# Data lines
## start

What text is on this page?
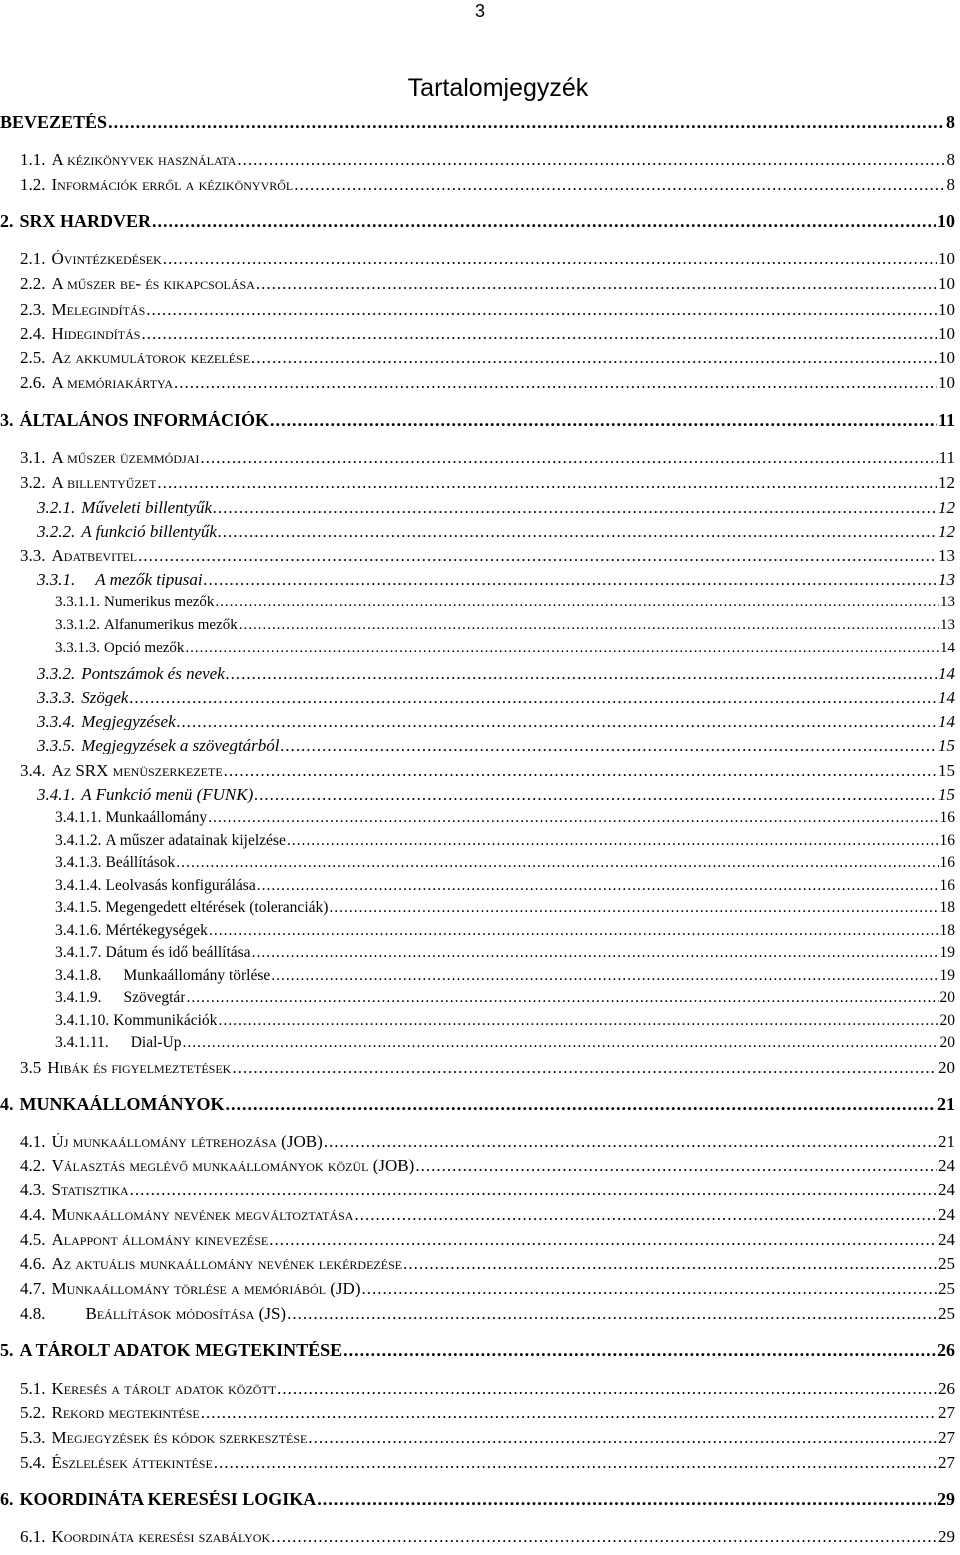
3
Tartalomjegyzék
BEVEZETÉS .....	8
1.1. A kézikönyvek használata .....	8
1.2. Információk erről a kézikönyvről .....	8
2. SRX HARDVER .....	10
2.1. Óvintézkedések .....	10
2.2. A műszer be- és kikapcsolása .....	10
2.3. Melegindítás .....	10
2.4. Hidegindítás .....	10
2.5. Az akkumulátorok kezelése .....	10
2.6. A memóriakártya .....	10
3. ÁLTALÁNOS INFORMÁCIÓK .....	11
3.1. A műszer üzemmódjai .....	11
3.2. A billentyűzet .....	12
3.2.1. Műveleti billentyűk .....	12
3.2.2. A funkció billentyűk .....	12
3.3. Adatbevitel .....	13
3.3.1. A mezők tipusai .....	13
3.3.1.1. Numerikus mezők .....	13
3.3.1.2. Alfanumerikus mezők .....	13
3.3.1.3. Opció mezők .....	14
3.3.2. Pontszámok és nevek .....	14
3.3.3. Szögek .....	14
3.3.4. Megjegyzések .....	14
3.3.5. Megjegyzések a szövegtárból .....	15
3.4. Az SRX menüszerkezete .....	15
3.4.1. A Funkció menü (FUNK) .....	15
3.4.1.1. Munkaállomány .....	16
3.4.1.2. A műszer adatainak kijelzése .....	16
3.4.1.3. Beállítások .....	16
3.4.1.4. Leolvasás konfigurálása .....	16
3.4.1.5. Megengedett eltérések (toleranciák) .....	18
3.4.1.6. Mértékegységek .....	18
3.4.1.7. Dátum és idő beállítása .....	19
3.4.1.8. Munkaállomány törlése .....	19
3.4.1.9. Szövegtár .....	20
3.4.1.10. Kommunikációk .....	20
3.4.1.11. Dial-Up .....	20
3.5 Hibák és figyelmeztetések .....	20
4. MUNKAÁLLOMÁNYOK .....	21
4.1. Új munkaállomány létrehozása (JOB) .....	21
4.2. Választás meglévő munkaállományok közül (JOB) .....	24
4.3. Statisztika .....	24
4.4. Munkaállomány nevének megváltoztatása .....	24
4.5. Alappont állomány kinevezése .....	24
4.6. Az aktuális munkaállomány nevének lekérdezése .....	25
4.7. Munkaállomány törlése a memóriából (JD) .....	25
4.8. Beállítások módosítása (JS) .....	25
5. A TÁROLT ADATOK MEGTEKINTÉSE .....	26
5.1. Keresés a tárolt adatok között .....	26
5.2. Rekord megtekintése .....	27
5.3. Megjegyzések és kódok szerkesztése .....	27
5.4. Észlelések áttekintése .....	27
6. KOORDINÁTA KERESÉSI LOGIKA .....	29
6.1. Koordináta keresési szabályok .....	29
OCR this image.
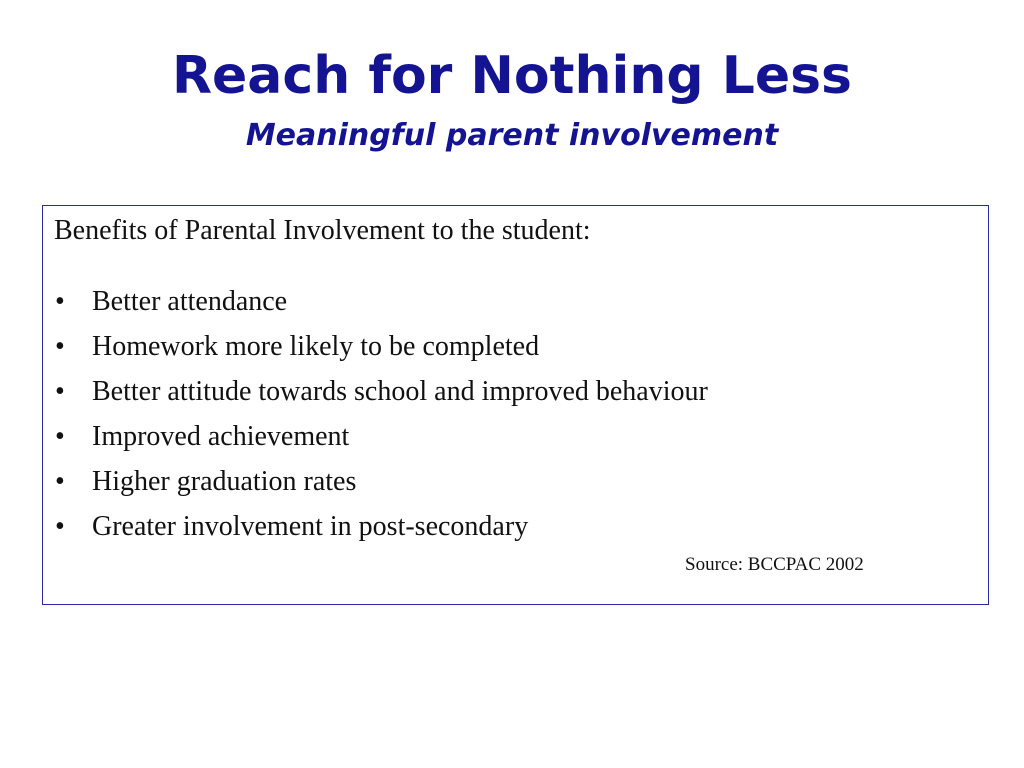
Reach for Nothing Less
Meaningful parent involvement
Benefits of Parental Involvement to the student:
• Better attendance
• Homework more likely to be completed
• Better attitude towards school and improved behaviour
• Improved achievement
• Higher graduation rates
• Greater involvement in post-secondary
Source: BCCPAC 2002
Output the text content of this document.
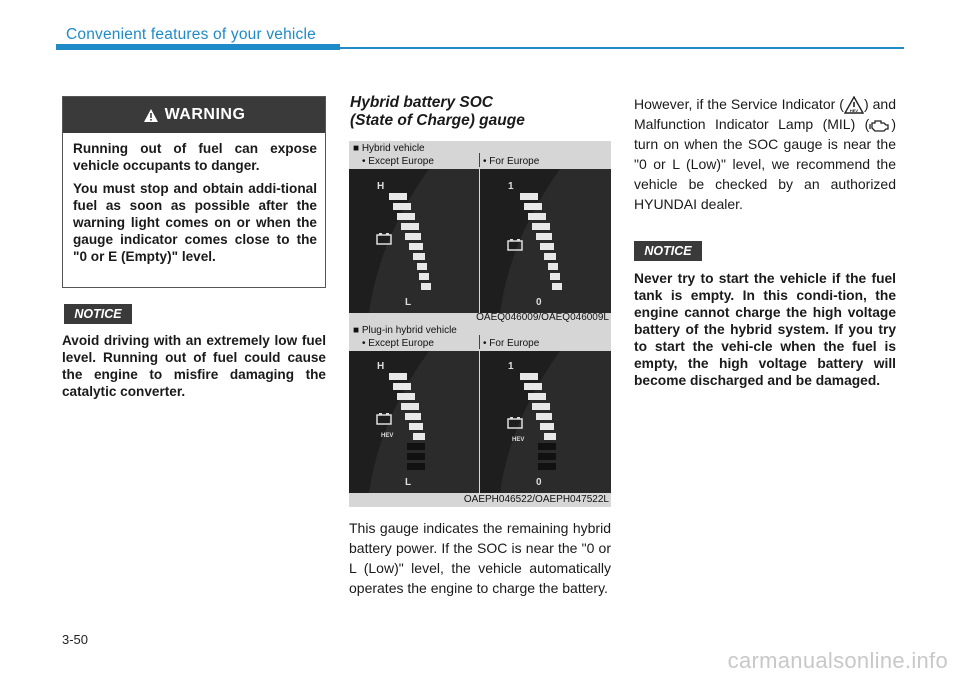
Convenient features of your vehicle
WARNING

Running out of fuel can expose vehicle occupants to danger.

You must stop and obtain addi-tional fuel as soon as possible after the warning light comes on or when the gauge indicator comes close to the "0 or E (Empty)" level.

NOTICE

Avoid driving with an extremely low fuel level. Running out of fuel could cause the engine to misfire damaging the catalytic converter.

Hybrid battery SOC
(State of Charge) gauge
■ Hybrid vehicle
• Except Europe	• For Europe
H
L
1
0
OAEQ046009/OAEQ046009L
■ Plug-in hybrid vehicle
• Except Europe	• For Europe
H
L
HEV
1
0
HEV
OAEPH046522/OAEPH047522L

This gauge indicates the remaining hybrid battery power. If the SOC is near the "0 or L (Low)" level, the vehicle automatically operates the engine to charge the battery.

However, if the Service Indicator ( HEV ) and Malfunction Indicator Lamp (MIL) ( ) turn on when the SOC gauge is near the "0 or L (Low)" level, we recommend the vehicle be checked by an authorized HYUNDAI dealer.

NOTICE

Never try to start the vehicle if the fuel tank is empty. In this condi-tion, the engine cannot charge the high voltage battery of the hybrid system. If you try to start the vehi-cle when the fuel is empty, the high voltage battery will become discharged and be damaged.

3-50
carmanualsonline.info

## end

# Exercise requirements
Leave out the pictures and give the rest of the records again exactly.

# Written solution
What text is on this page?
3
Tartalomjegyzék
BEVEZETÉS .....	8
1.1. A kézikönyvek használata .....	8
1.2. Információk erről a kézikönyvről .....	8
2. SRX HARDVER .....	10
2.1. Óvintézkedések .....	10
2.2. A műszer be- és kikapcsolása .....	10
2.3. Melegindítás .....	10
2.4. Hidegindítás .....	10
2.5. Az akkumulátorok kezelése .....	10
2.6. A memóriakártya .....	10
3. ÁLTALÁNOS INFORMÁCIÓK .....	11
3.1. A műszer üzemmódjai .....	11
3.2. A billentyűzet .....	12
3.2.1. Műveleti billentyűk .....	12
3.2.2. A funkció billentyűk .....	12
3.3. Adatbevitel .....	13
3.3.1. A mezők tipusai .....	13
3.3.1.1. Numerikus mezők .....	13
3.3.1.2. Alfanumerikus mezők .....	13
3.3.1.3. Opció mezők .....	14
3.3.2. Pontszámok és nevek .....	14
3.3.3. Szögek .....	14
3.3.4. Megjegyzések .....	14
3.3.5. Megjegyzések a szövegtárból .....	15
3.4. Az SRX menüszerkezete .....	15
3.4.1. A Funkció menü (FUNK) .....	15
3.4.1.1. Munkaállomány .....	16
3.4.1.2. A műszer adatainak kijelzése .....	16
3.4.1.3. Beállítások .....	16
3.4.1.4. Leolvasás konfigurálása .....	16
3.4.1.5. Megengedett eltérések (toleranciák) .....	18
3.4.1.6. Mértékegységek .....	18
3.4.1.7. Dátum és idő beállítása .....	19
3.4.1.8. Munkaállomány törlése .....	19
3.4.1.9. Szövegtár .....	20
3.4.1.10. Kommunikációk .....	20
3.4.1.11. Dial-Up .....	20
3.5 Hibák és figyelmeztetések .....	20
4. MUNKAÁLLOMÁNYOK .....	21
4.1. Új munkaállomány létrehozása (JOB) .....	21
4.2. Választás meglévő munkaállományok közül (JOB) .....	24
4.3. Statisztika .....	24
4.4. Munkaállomány nevének megváltoztatása .....	24
4.5. Alappont állomány kinevezése .....	24
4.6. Az aktuális munkaállomány nevének lekérdezése .....	25
4.7. Munkaállomány törlése a memóriából (JD) .....	25
4.8. Beállítások módosítása (JS) .....	25
5. A TÁROLT ADATOK MEGTEKINTÉSE .....	26
5.1. Keresés a tárolt adatok között .....	26
5.2. Rekord megtekintése .....	27
5.3. Megjegyzések és kódok szerkesztése .....	27
5.4. Észlelések áttekintése .....	27
6. KOORDINÁTA KERESÉSI LOGIKA .....	29
6.1. Koordináta keresési szabályok .....	29
OCR this image.
Reach for Nothing Less
Meaningful parent involvement
Benefits of Parental Involvement to the student:
• Better attendance
• Homework more likely to be completed
• Better attitude towards school and improved behaviour
• Improved achievement
• Higher graduation rates
• Greater involvement in post-secondary
Source: BCCPAC 2002
Output the text content of this document.
Convenient features of your vehicle
WARNING

Running out of fuel can expose vehicle occupants to danger.

You must stop and obtain addi-tional fuel as soon as possible after the warning light comes on or when the gauge indicator comes close to the "0 or E (Empty)" level.

NOTICE

Avoid driving with an extremely low fuel level. Running out of fuel could cause the engine to misfire damaging the catalytic converter.

Hybrid battery SOC
(State of Charge) gauge
■ Hybrid vehicle
• Except Europe	• For Europe
H
L
1
0
OAEQ046009/OAEQ046009L
■ Plug-in hybrid vehicle
• Except Europe	• For Europe
H
L
HEV
1
0
HEV
OAEPH046522/OAEPH047522L

This gauge indicates the remaining hybrid battery power. If the SOC is near the "0 or L (Low)" level, the vehicle automatically operates the engine to charge the battery.

However, if the Service Indicator ( HEV ) and Malfunction Indicator Lamp (MIL) ( ) turn on when the SOC gauge is near the "0 or L (Low)" level, we recommend the vehicle be checked by an authorized HYUNDAI dealer.

NOTICE

Never try to start the vehicle if the fuel tank is empty. In this condi-tion, the engine cannot charge the high voltage battery of the hybrid system. If you try to start the vehi-cle when the fuel is empty, the high voltage battery will become discharged and be damaged.

3-50
carmanualsonline.info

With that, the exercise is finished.